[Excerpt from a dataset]

# # # # #

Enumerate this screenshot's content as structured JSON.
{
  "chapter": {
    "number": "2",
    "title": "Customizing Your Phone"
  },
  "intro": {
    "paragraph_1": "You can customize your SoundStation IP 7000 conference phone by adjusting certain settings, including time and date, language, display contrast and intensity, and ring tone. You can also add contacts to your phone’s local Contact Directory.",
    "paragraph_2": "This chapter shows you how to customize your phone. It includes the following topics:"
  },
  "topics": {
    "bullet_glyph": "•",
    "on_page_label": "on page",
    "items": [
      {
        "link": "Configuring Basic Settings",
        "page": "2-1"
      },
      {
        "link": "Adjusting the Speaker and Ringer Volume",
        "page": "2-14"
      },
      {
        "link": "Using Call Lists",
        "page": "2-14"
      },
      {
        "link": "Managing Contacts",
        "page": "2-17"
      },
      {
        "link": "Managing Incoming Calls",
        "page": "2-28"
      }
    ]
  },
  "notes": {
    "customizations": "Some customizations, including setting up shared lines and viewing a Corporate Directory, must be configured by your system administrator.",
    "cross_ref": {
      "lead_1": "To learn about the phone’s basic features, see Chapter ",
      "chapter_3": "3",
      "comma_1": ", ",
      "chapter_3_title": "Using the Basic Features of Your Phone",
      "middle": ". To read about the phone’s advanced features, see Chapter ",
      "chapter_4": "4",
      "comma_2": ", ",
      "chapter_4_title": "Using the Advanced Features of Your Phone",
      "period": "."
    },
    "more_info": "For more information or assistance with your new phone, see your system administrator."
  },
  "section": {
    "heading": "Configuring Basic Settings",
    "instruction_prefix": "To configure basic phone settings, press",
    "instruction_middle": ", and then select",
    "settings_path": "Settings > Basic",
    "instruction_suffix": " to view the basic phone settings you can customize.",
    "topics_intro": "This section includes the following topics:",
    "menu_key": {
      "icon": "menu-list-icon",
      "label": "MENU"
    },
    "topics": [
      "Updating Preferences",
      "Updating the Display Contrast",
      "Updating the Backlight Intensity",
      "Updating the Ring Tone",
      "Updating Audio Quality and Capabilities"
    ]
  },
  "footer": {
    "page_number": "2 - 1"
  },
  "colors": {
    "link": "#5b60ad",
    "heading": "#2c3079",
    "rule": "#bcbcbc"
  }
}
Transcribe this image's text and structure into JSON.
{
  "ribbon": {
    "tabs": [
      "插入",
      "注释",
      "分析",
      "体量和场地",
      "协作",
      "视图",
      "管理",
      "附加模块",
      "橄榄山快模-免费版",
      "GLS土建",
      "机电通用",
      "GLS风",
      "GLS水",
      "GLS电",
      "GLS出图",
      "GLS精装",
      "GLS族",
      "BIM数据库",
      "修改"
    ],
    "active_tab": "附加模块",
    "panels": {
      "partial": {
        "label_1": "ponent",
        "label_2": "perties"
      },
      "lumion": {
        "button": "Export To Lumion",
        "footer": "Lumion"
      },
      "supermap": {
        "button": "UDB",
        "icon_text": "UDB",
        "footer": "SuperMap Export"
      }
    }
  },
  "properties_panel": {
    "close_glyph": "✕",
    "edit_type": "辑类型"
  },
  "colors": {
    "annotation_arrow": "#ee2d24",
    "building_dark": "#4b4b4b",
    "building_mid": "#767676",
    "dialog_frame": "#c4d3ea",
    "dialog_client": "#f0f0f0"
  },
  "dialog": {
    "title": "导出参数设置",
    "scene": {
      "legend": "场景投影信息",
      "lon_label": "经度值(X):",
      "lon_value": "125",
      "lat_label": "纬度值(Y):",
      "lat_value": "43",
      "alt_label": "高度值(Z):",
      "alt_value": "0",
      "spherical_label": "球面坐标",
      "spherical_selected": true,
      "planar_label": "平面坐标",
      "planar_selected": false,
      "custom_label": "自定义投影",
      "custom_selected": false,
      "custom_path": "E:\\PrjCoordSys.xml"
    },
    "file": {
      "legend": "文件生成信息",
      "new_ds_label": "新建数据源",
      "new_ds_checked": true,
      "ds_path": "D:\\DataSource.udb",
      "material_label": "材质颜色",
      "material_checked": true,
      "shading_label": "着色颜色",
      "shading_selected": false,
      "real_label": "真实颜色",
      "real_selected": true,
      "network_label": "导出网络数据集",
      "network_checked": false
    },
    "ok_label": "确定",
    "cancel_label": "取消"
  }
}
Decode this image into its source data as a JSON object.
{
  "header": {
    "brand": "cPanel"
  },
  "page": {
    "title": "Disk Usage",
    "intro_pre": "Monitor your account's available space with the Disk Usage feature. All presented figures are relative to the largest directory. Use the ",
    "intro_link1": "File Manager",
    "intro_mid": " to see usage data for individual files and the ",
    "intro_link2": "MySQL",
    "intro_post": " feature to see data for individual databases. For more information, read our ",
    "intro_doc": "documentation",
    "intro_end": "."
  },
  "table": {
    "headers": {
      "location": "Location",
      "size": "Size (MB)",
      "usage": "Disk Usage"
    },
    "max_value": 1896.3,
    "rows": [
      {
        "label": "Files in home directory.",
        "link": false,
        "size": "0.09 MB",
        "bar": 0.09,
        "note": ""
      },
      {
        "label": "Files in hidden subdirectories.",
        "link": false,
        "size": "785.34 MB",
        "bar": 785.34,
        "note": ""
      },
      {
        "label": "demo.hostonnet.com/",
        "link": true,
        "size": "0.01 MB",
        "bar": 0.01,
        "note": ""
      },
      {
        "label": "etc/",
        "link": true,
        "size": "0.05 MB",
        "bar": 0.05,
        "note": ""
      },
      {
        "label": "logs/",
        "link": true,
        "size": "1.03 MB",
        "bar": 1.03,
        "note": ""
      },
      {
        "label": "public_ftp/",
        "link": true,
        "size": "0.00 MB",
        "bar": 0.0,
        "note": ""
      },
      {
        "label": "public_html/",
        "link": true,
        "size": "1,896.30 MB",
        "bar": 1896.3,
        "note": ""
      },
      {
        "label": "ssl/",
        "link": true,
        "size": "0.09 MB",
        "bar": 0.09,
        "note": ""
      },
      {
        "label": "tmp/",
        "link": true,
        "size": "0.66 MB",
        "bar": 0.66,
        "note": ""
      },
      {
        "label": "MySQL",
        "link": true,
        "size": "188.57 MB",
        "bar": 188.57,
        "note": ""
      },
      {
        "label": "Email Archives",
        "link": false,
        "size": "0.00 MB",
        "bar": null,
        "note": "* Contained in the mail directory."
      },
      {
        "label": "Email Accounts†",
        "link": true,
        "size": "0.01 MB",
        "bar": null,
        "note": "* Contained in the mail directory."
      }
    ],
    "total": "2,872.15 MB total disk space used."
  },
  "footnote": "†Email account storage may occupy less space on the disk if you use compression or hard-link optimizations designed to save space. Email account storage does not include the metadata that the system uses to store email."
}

# # # # #

*INSTRUCTIONS FOR THE TASK*.
Copy the records above exactly as they appear.

*ANSWER TO THIS TASK*.
Enumerate this screenshot's content as structured JSON.
{
  "chapter": {
    "number": "2",
    "title": "Customizing Your Phone"
  },
  "intro": {
    "paragraph_1": "You can customize your SoundStation IP 7000 conference phone by adjusting certain settings, including time and date, language, display contrast and intensity, and ring tone. You can also add contacts to your phone’s local Contact Directory.",
    "paragraph_2": "This chapter shows you how to customize your phone. It includes the following topics:"
  },
  "topics": {
    "bullet_glyph": "•",
    "on_page_label": "on page",
    "items": [
      {
        "link": "Configuring Basic Settings",
        "page": "2-1"
      },
      {
        "link": "Adjusting the Speaker and Ringer Volume",
        "page": "2-14"
      },
      {
        "link": "Using Call Lists",
        "page": "2-14"
      },
      {
        "link": "Managing Contacts",
        "page": "2-17"
      },
      {
        "link": "Managing Incoming Calls",
        "page": "2-28"
      }
    ]
  },
  "notes": {
    "customizations": "Some customizations, including setting up shared lines and viewing a Corporate Directory, must be configured by your system administrator.",
    "cross_ref": {
      "lead_1": "To learn about the phone’s basic features, see Chapter ",
      "chapter_3": "3",
      "comma_1": ", ",
      "chapter_3_title": "Using the Basic Features of Your Phone",
      "middle": ". To read about the phone’s advanced features, see Chapter ",
      "chapter_4": "4",
      "comma_2": ", ",
      "chapter_4_title": "Using the Advanced Features of Your Phone",
      "period": "."
    },
    "more_info": "For more information or assistance with your new phone, see your system administrator."
  },
  "section": {
    "heading": "Configuring Basic Settings",
    "instruction_prefix": "To configure basic phone settings, press",
    "instruction_middle": ", and then select",
    "settings_path": "Settings > Basic",
    "instruction_suffix": " to view the basic phone settings you can customize.",
    "topics_intro": "This section includes the following topics:",
    "menu_key": {
      "icon": "menu-list-icon",
      "label": "MENU"
    },
    "topics": [
      "Updating Preferences",
      "Updating the Display Contrast",
      "Updating the Backlight Intensity",
      "Updating the Ring Tone",
      "Updating Audio Quality and Capabilities"
    ]
  },
  "footer": {
    "page_number": "2 - 1"
  },
  "colors": {
    "link": "#5b60ad",
    "heading": "#2c3079",
    "rule": "#bcbcbc"
  }
}
Transcribe this image's text and structure into JSON.
{
  "ribbon": {
    "tabs": [
      "插入",
      "注释",
      "分析",
      "体量和场地",
      "协作",
      "视图",
      "管理",
      "附加模块",
      "橄榄山快模-免费版",
      "GLS土建",
      "机电通用",
      "GLS风",
      "GLS水",
      "GLS电",
      "GLS出图",
      "GLS精装",
      "GLS族",
      "BIM数据库",
      "修改"
    ],
    "active_tab": "附加模块",
    "panels": {
      "partial": {
        "label_1": "ponent",
        "label_2": "perties"
      },
      "lumion": {
        "button": "Export To Lumion",
        "footer": "Lumion"
      },
      "supermap": {
        "button": "UDB",
        "icon_text": "UDB",
        "footer": "SuperMap Export"
      }
    }
  },
  "properties_panel": {
    "close_glyph": "✕",
    "edit_type": "辑类型"
  },
  "colors": {
    "annotation_arrow": "#ee2d24",
    "building_dark": "#4b4b4b",
    "building_mid": "#767676",
    "dialog_frame": "#c4d3ea",
    "dialog_client": "#f0f0f0"
  },
  "dialog": {
    "title": "导出参数设置",
    "scene": {
      "legend": "场景投影信息",
      "lon_label": "经度值(X):",
      "lon_value": "125",
      "lat_label": "纬度值(Y):",
      "lat_value": "43",
      "alt_label": "高度值(Z):",
      "alt_value": "0",
      "spherical_label": "球面坐标",
      "spherical_selected": true,
      "planar_label": "平面坐标",
      "planar_selected": false,
      "custom_label": "自定义投影",
      "custom_selected": false,
      "custom_path": "E:\\PrjCoordSys.xml"
    },
    "file": {
      "legend": "文件生成信息",
      "new_ds_label": "新建数据源",
      "new_ds_checked": true,
      "ds_path": "D:\\DataSource.udb",
      "material_label": "材质颜色",
      "material_checked": true,
      "shading_label": "着色颜色",
      "shading_selected": false,
      "real_label": "真实颜色",
      "real_selected": true,
      "network_label": "导出网络数据集",
      "network_checked": false
    },
    "ok_label": "确定",
    "cancel_label": "取消"
  }
}
Decode this image into its source data as a JSON object.
{
  "header": {
    "brand": "cPanel"
  },
  "page": {
    "title": "Disk Usage",
    "intro_pre": "Monitor your account's available space with the Disk Usage feature. All presented figures are relative to the largest directory. Use the ",
    "intro_link1": "File Manager",
    "intro_mid": " to see usage data for individual files and the ",
    "intro_link2": "MySQL",
    "intro_post": " feature to see data for individual databases. For more information, read our ",
    "intro_doc": "documentation",
    "intro_end": "."
  },
  "table": {
    "headers": {
      "location": "Location",
      "size": "Size (MB)",
      "usage": "Disk Usage"
    },
    "max_value": 1896.3,
    "rows": [
      {
        "label": "Files in home directory.",
        "link": false,
        "size": "0.09 MB",
        "bar": 0.09,
        "note": ""
      },
      {
        "label": "Files in hidden subdirectories.",
        "link": false,
        "size": "785.34 MB",
        "bar": 785.34,
        "note": ""
      },
      {
        "label": "demo.hostonnet.com/",
        "link": true,
        "size": "0.01 MB",
        "bar": 0.01,
        "note": ""
      },
      {
        "label": "etc/",
        "link": true,
        "size": "0.05 MB",
        "bar": 0.05,
        "note": ""
      },
      {
        "label": "logs/",
        "link": true,
        "size": "1.03 MB",
        "bar": 1.03,
        "note": ""
      },
      {
        "label": "public_ftp/",
        "link": true,
        "size": "0.00 MB",
        "bar": 0.0,
        "note": ""
      },
      {
        "label": "public_html/",
        "link": true,
        "size": "1,896.30 MB",
        "bar": 1896.3,
        "note": ""
      },
      {
        "label": "ssl/",
        "link": true,
        "size": "0.09 MB",
        "bar": 0.09,
        "note": ""
      },
      {
        "label": "tmp/",
        "link": true,
        "size": "0.66 MB",
        "bar": 0.66,
        "note": ""
      },
      {
        "label": "MySQL",
        "link": true,
        "size": "188.57 MB",
        "bar": 188.57,
        "note": ""
      },
      {
        "label": "Email Archives",
        "link": false,
        "size": "0.00 MB",
        "bar": null,
        "note": "* Contained in the mail directory."
      },
      {
        "label": "Email Accounts†",
        "link": true,
        "size": "0.01 MB",
        "bar": null,
        "note": "* Contained in the mail directory."
      }
    ],
    "total": "2,872.15 MB total disk space used."
  },
  "footnote": "†Email account storage may occupy less space on the disk if you use compression or hard-link optimizations designed to save space. Email account storage does not include the metadata that the system uses to store email."
}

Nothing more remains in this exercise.